WORK TO BE COMPLETED: Pictures appear in the records below; write out everything else exactly.

— Start —

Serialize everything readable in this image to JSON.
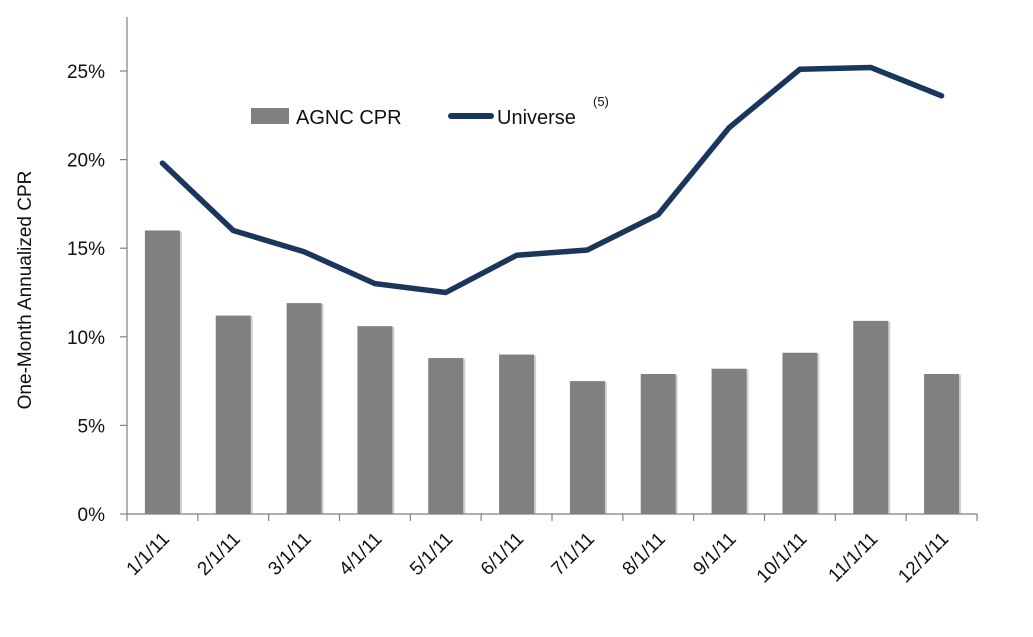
{
  "chart_data": {
    "type": "bar",
    "categories": [
      "1/1/11",
      "2/1/11",
      "3/1/11",
      "4/1/11",
      "5/1/11",
      "6/1/11",
      "7/1/11",
      "8/1/11",
      "9/1/11",
      "10/1/11",
      "11/1/11",
      "12/1/11"
    ],
    "series": [
      {
        "name": "AGNC CPR",
        "kind": "bar",
        "color": "#808080",
        "values": [
          16.0,
          11.2,
          11.9,
          10.6,
          8.8,
          9.0,
          7.5,
          7.9,
          8.2,
          9.1,
          10.9,
          7.9
        ]
      },
      {
        "name": "Universe",
        "name_superscript": "(5)",
        "kind": "line",
        "color": "#1b365d",
        "values": [
          19.8,
          16.0,
          14.8,
          13.0,
          12.5,
          14.6,
          14.9,
          16.9,
          21.8,
          25.1,
          25.2,
          23.6
        ]
      }
    ],
    "ylabel": "One-Month Annualized CPR",
    "xlabel": "",
    "ylim": [
      0,
      27.5
    ],
    "y_ticks": [
      0,
      5,
      10,
      15,
      20,
      25
    ],
    "y_tick_labels": [
      "0%",
      "5%",
      "10%",
      "15%",
      "20%",
      "25%"
    ],
    "grid": false,
    "legend_position": "top-center"
  }
}
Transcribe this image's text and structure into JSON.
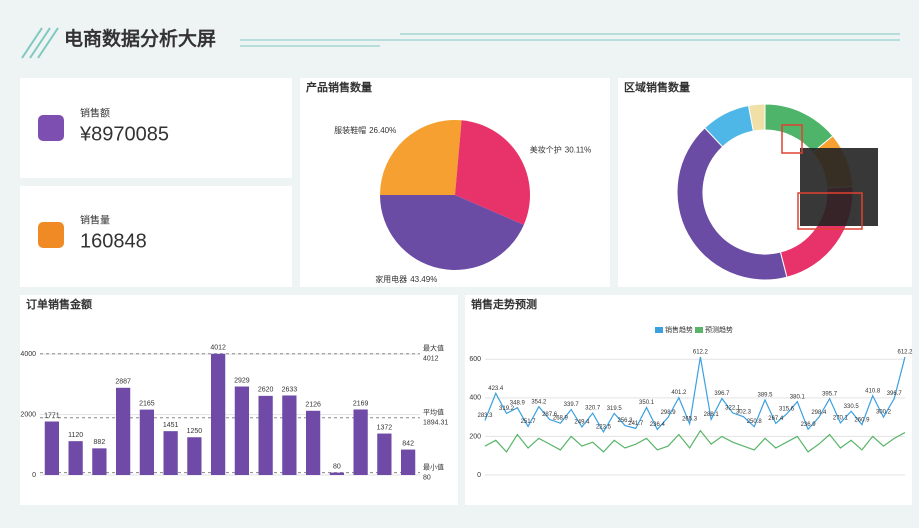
{
  "header": {
    "title": "电商数据分析大屏"
  },
  "cards": [
    {
      "label": "销售额",
      "value": "¥8970085"
    },
    {
      "label": "销售量",
      "value": "160848"
    }
  ],
  "chart_data": [
    {
      "type": "pie",
      "title": "产品销售数量",
      "categories": [
        "服装鞋帽",
        "美妆个护",
        "家用电器"
      ],
      "values": [
        26.4,
        30.11,
        43.49
      ],
      "value_labels": [
        "26.40%",
        "30.11%",
        "43.49%"
      ],
      "colors": [
        "#f5a030",
        "#e8336a",
        "#6a4ca5"
      ]
    },
    {
      "type": "donut",
      "title": "区域销售数量",
      "categories": [
        null,
        null,
        null,
        null,
        null,
        null
      ],
      "values": [
        14,
        10,
        22,
        42,
        9,
        3
      ],
      "colors": [
        "#4db46a",
        "#f5a030",
        "#e8336a",
        "#6a4ca5",
        "#4fb6e8",
        "#f1dfa8"
      ]
    },
    {
      "type": "bar",
      "title": "订单销售金额",
      "categories": [
        null,
        null,
        null,
        null,
        null,
        null,
        null,
        null,
        null,
        null,
        null,
        null,
        null,
        null,
        null,
        null
      ],
      "values": [
        1771,
        1120,
        882,
        2887,
        2165,
        1451,
        1250,
        4012,
        2929,
        2620,
        2633,
        2126,
        80,
        2169,
        1372,
        842
      ],
      "color": "#6f4aa6",
      "ylim": [
        0,
        4800
      ],
      "yticks": [
        0,
        2000,
        4000
      ],
      "marklines": [
        {
          "name": "最大值",
          "value": 4012
        },
        {
          "name": "平均值",
          "value": 1894.31
        },
        {
          "name": "最小值",
          "value": 80
        }
      ]
    },
    {
      "type": "line",
      "title": "销售走势预测",
      "x": [
        null,
        null,
        null,
        null,
        null,
        null,
        null,
        null,
        null,
        null,
        null,
        null,
        null,
        null,
        null,
        null,
        null,
        null,
        null,
        null,
        null,
        null,
        null,
        null,
        null,
        null,
        null,
        null,
        null,
        null,
        null,
        null,
        null,
        null,
        null,
        null,
        null,
        null,
        null,
        null
      ],
      "ylim": [
        0,
        700
      ],
      "yticks": [
        0,
        200,
        400,
        600
      ],
      "legend": "top",
      "series": [
        {
          "name": "销售趋势",
          "color": "#3ba0e0",
          "values": [
            283.3,
            423.4,
            319.2,
            348.9,
            251.7,
            354.2,
            287.6,
            268.9,
            339.7,
            249.4,
            320.7,
            223.5,
            319.5,
            256.3,
            241.7,
            350.1,
            236.4,
            298.9,
            401.2,
            265.3,
            612.2,
            288.1,
            396.7,
            322.1,
            302.3,
            250.8,
            389.5,
            267.4,
            315.6,
            380.1,
            236.9,
            298.4,
            395.7,
            270.1,
            330.5,
            260.9,
            410.8,
            300.2,
            396.7,
            612.2
          ]
        },
        {
          "name": "预测趋势",
          "color": "#5ab56a",
          "values": [
            150,
            180,
            120,
            210,
            140,
            190,
            160,
            130,
            200,
            150,
            170,
            120,
            180,
            140,
            160,
            190,
            130,
            150,
            210,
            140,
            230,
            160,
            200,
            170,
            150,
            130,
            190,
            140,
            170,
            200,
            120,
            160,
            210,
            140,
            180,
            130,
            200,
            150,
            190,
            220
          ]
        }
      ]
    }
  ]
}
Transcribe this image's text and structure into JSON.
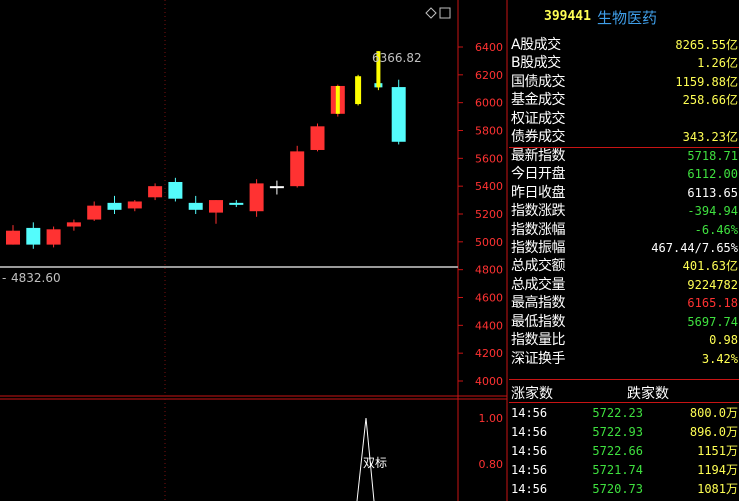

— End —

ANSWER TO THIS PROBLEM:
Serialize everything readable in this image to JSON.
{
  "chart_data": {
    "type": "bar",
    "categories": [
      "1/1/11",
      "2/1/11",
      "3/1/11",
      "4/1/11",
      "5/1/11",
      "6/1/11",
      "7/1/11",
      "8/1/11",
      "9/1/11",
      "10/1/11",
      "11/1/11",
      "12/1/11"
    ],
    "series": [
      {
        "name": "AGNC CPR",
        "kind": "bar",
        "color": "#808080",
        "values": [
          16.0,
          11.2,
          11.9,
          10.6,
          8.8,
          9.0,
          7.5,
          7.9,
          8.2,
          9.1,
          10.9,
          7.9
        ]
      },
      {
        "name": "Universe",
        "name_superscript": "(5)",
        "kind": "line",
        "color": "#1b365d",
        "values": [
          19.8,
          16.0,
          14.8,
          13.0,
          12.5,
          14.6,
          14.9,
          16.9,
          21.8,
          25.1,
          25.2,
          23.6
        ]
      }
    ],
    "ylabel": "One-Month Annualized CPR",
    "xlabel": "",
    "ylim": [
      0,
      27.5
    ],
    "y_ticks": [
      0,
      5,
      10,
      15,
      20,
      25
    ],
    "y_tick_labels": [
      "0%",
      "5%",
      "10%",
      "15%",
      "20%",
      "25%"
    ],
    "grid": false,
    "legend_position": "top-center"
  }
}
Transcribe this image's text and structure into JSON.
{
  "header": {
    "title": "电商数据分析大屏"
  },
  "cards": [
    {
      "label": "销售额",
      "value": "¥8970085"
    },
    {
      "label": "销售量",
      "value": "160848"
    }
  ],
  "chart_data": [
    {
      "type": "pie",
      "title": "产品销售数量",
      "categories": [
        "服装鞋帽",
        "美妆个护",
        "家用电器"
      ],
      "values": [
        26.4,
        30.11,
        43.49
      ],
      "value_labels": [
        "26.40%",
        "30.11%",
        "43.49%"
      ],
      "colors": [
        "#f5a030",
        "#e8336a",
        "#6a4ca5"
      ]
    },
    {
      "type": "donut",
      "title": "区域销售数量",
      "categories": [
        null,
        null,
        null,
        null,
        null,
        null
      ],
      "values": [
        14,
        10,
        22,
        42,
        9,
        3
      ],
      "colors": [
        "#4db46a",
        "#f5a030",
        "#e8336a",
        "#6a4ca5",
        "#4fb6e8",
        "#f1dfa8"
      ]
    },
    {
      "type": "bar",
      "title": "订单销售金额",
      "categories": [
        null,
        null,
        null,
        null,
        null,
        null,
        null,
        null,
        null,
        null,
        null,
        null,
        null,
        null,
        null,
        null
      ],
      "values": [
        1771,
        1120,
        882,
        2887,
        2165,
        1451,
        1250,
        4012,
        2929,
        2620,
        2633,
        2126,
        80,
        2169,
        1372,
        842
      ],
      "color": "#6f4aa6",
      "ylim": [
        0,
        4800
      ],
      "yticks": [
        0,
        2000,
        4000
      ],
      "marklines": [
        {
          "name": "最大值",
          "value": 4012
        },
        {
          "name": "平均值",
          "value": 1894.31
        },
        {
          "name": "最小值",
          "value": 80
        }
      ]
    },
    {
      "type": "line",
      "title": "销售走势预测",
      "x": [
        null,
        null,
        null,
        null,
        null,
        null,
        null,
        null,
        null,
        null,
        null,
        null,
        null,
        null,
        null,
        null,
        null,
        null,
        null,
        null,
        null,
        null,
        null,
        null,
        null,
        null,
        null,
        null,
        null,
        null,
        null,
        null,
        null,
        null,
        null,
        null,
        null,
        null,
        null,
        null
      ],
      "ylim": [
        0,
        700
      ],
      "yticks": [
        0,
        200,
        400,
        600
      ],
      "legend": "top",
      "series": [
        {
          "name": "销售趋势",
          "color": "#3ba0e0",
          "values": [
            283.3,
            423.4,
            319.2,
            348.9,
            251.7,
            354.2,
            287.6,
            268.9,
            339.7,
            249.4,
            320.7,
            223.5,
            319.5,
            256.3,
            241.7,
            350.1,
            236.4,
            298.9,
            401.2,
            265.3,
            612.2,
            288.1,
            396.7,
            322.1,
            302.3,
            250.8,
            389.5,
            267.4,
            315.6,
            380.1,
            236.9,
            298.4,
            395.7,
            270.1,
            330.5,
            260.9,
            410.8,
            300.2,
            396.7,
            612.2
          ]
        },
        {
          "name": "预测趋势",
          "color": "#5ab56a",
          "values": [
            150,
            180,
            120,
            210,
            140,
            190,
            160,
            130,
            200,
            150,
            170,
            120,
            180,
            140,
            160,
            190,
            130,
            150,
            210,
            140,
            230,
            160,
            200,
            170,
            150,
            130,
            190,
            140,
            170,
            200,
            120,
            160,
            210,
            140,
            180,
            130,
            200,
            150,
            190,
            220
          ]
        }
      ]
    }
  ]
}
Transcribe this image's text and structure into JSON.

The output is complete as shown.